**WHAT THE TASK REQUIRES**:
Answer these questions from the article below on hiring at advocacy organizations:
1. Which skill does the hiring manager's job description mark as a "must-have"?
2. Which functional skills does the article set against subject-matter knowledge?
3. According to the article, what is the quickest way hiring managers check for content knowledge?

**TEXT EXCERPT**:

____________

When Hiring, Advocacy Organizations Focus Too Much on Subject-Matter Knowledge

A position just opened up on your policy team for an analyst to lead your health care work. The hiring manager drafts a job description highlighting “health policy experience” as a  “must-have” skill. Seems reasonable. After all, why not bring on someone who already knows the issue? 

Frequently, limiting your search in this way is a mistake. Focusing too heavily on subject-matter knowledge of health care, education, or environmental policy—versus functional skills like writing, analysis, or relationship-building—ends up narrowing candidate pools and needlessly excluding great potential hires. And it often has another unintended consequence: limiting diversity. The quickest way hiring managers check for content knowledge is to look at experience in the field, but persistent job market discrimination prevents Black and Latinx issue experts from getting entry level roles and building their resume. Using the number of years in the field as a proxy for content knowledge reinforces systems that keep people of color out of influential policy roles.

____________

**RAW DATA**:
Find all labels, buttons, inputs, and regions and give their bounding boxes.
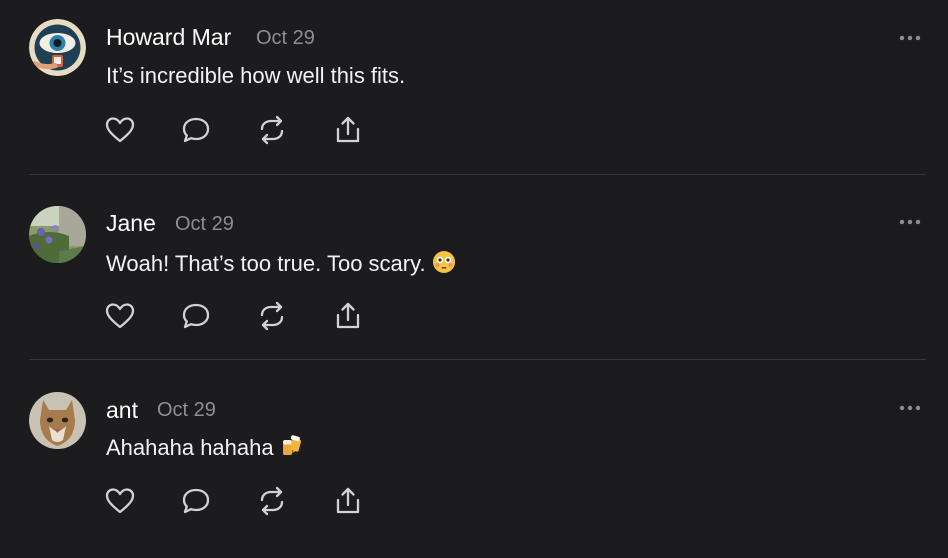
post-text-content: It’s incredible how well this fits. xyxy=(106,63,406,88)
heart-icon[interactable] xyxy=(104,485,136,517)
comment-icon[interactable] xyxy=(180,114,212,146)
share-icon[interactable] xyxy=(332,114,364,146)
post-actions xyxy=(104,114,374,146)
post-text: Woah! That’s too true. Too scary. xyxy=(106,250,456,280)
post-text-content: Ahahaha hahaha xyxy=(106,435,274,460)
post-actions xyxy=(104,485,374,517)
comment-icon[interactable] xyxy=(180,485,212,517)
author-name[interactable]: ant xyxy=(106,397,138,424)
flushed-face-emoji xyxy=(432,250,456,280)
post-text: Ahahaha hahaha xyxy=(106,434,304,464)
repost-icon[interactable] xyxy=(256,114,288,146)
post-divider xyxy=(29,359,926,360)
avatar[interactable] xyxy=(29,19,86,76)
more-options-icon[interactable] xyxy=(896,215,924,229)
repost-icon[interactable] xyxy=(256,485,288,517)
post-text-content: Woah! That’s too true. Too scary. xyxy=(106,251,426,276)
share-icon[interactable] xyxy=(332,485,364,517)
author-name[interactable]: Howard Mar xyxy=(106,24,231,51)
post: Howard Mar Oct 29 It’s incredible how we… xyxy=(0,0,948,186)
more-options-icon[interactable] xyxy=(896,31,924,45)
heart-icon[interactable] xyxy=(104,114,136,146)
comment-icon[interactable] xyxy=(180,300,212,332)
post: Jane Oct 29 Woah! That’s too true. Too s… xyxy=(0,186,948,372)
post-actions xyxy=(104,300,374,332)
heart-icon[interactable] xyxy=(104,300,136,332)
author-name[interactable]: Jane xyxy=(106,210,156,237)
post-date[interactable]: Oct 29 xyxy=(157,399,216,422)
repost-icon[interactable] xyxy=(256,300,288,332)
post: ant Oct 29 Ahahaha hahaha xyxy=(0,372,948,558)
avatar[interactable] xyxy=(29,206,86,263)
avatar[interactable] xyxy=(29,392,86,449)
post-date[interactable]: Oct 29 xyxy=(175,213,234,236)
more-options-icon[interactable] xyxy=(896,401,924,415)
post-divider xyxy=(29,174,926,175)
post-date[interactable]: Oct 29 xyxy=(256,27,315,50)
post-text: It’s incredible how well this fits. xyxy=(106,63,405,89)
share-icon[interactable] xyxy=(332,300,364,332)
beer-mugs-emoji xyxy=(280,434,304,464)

____________

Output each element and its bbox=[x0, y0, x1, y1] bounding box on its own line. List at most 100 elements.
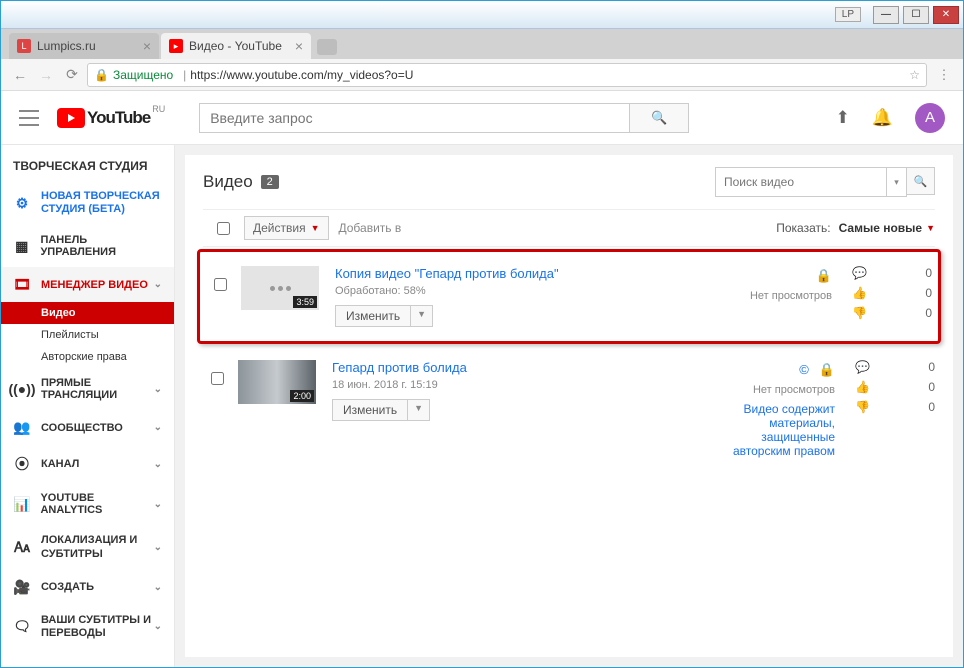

____________

**TASK RESPONSE**:
1. Health policy experience.
2. Writing, analysis, and relationship-building.
3. Looking at experience in the field.